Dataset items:
::::::::::
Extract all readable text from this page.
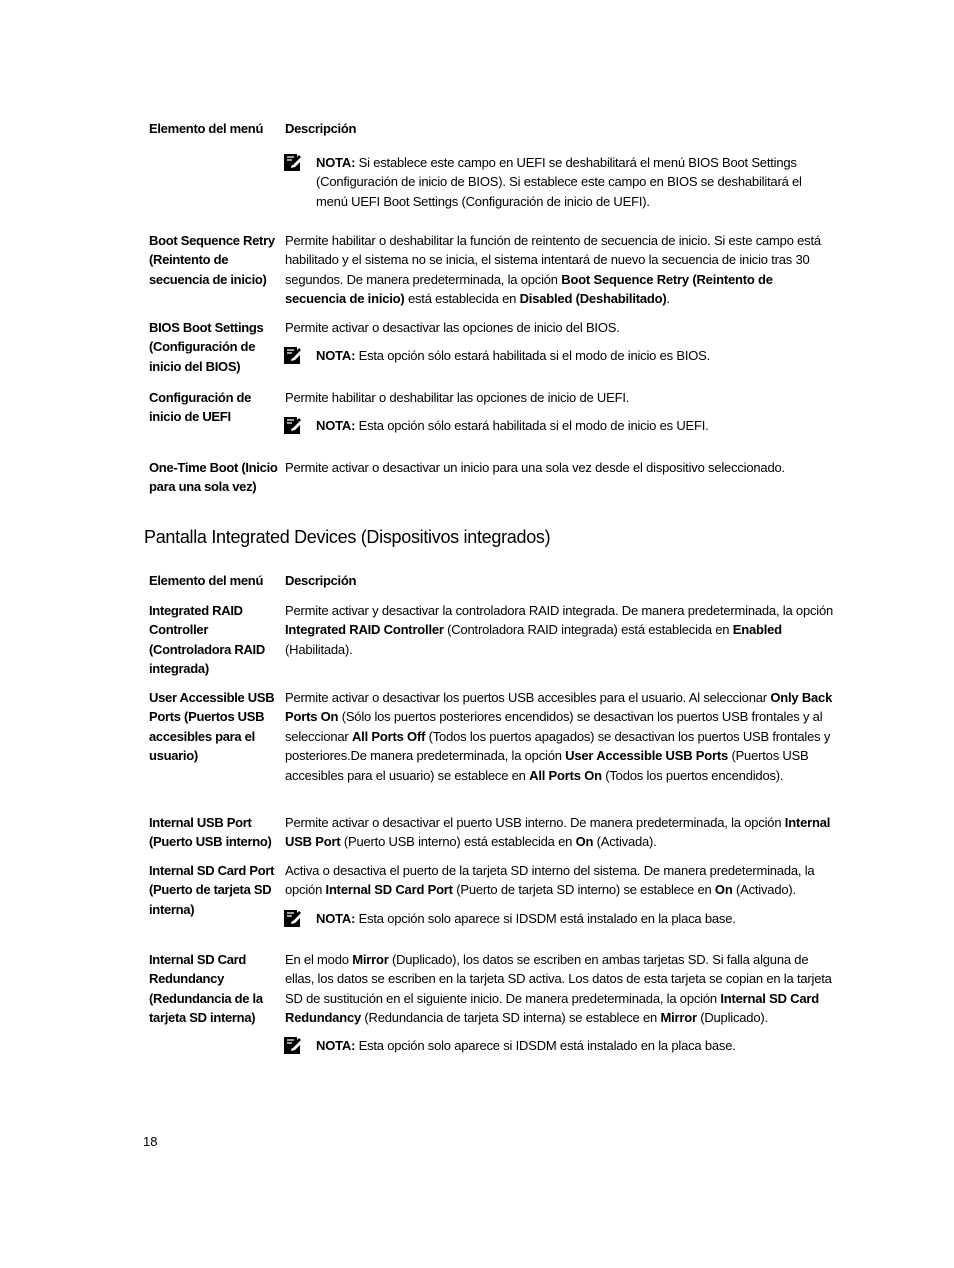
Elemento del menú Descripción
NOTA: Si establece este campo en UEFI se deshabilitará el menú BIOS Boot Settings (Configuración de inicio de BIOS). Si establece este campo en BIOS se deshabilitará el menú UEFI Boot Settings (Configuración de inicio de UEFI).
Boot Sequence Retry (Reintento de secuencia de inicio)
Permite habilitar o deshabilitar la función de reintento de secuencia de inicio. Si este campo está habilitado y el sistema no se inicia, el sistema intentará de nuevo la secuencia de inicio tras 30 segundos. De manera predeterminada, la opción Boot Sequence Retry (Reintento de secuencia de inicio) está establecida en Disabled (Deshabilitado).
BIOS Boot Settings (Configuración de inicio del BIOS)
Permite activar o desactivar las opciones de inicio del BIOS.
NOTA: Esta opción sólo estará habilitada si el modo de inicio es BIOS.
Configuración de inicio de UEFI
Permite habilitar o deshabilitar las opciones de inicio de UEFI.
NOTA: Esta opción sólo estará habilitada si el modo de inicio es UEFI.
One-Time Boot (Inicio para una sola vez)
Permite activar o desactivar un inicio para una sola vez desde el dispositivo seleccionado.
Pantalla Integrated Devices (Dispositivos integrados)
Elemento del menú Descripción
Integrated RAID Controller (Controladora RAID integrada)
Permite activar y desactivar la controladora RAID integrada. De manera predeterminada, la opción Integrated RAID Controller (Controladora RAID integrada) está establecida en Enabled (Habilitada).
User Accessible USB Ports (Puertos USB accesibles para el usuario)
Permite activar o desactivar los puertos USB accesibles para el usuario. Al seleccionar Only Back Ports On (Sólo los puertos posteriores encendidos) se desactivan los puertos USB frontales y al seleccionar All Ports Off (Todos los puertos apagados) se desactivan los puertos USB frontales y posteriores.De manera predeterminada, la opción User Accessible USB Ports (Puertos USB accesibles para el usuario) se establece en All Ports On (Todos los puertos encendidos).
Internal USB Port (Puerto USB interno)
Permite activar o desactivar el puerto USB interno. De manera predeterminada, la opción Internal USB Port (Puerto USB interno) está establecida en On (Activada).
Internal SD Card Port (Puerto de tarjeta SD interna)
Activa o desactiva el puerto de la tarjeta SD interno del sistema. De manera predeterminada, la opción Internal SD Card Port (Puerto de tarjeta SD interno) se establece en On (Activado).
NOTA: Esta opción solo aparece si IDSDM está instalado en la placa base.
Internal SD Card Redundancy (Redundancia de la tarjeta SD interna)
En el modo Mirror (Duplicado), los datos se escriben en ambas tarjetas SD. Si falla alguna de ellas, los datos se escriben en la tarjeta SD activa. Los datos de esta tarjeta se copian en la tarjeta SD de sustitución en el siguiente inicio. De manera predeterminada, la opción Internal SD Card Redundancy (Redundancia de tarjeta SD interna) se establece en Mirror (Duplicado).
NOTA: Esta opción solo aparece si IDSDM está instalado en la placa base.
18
::::::::::
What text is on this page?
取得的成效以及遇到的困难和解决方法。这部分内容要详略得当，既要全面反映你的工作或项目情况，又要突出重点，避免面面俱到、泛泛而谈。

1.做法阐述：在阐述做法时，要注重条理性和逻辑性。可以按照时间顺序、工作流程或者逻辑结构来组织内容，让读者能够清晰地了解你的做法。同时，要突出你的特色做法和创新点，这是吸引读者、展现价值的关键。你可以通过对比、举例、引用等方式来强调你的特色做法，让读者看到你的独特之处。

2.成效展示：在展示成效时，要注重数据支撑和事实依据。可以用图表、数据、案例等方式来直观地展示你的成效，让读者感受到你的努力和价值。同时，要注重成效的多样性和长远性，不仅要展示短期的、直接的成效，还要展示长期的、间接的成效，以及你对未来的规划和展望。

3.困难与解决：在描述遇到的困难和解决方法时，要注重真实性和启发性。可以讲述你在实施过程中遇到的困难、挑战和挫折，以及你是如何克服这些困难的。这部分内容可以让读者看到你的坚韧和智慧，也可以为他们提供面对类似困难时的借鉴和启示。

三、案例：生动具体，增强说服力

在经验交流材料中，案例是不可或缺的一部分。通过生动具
::::::::::
• _DO THIS_: Filter the entries and copy out every line with the word "Redundancia".

• _EXPECTED ANSWER_:
Internal SD Card Redundancy (Redundancia de la tarjeta SD interna)
En el modo Mirror (Duplicado), los datos se escriben en ambas tarjetas SD. Si falla alguna de ellas, los datos se escriben en la tarjeta SD activa. Los datos de esta tarjeta se copian en la tarjeta SD de sustitución en el siguiente inicio. De manera predeterminada, la opción Internal SD Card Redundancy (Redundancia de tarjeta SD interna) se establece en Mirror (Duplicado).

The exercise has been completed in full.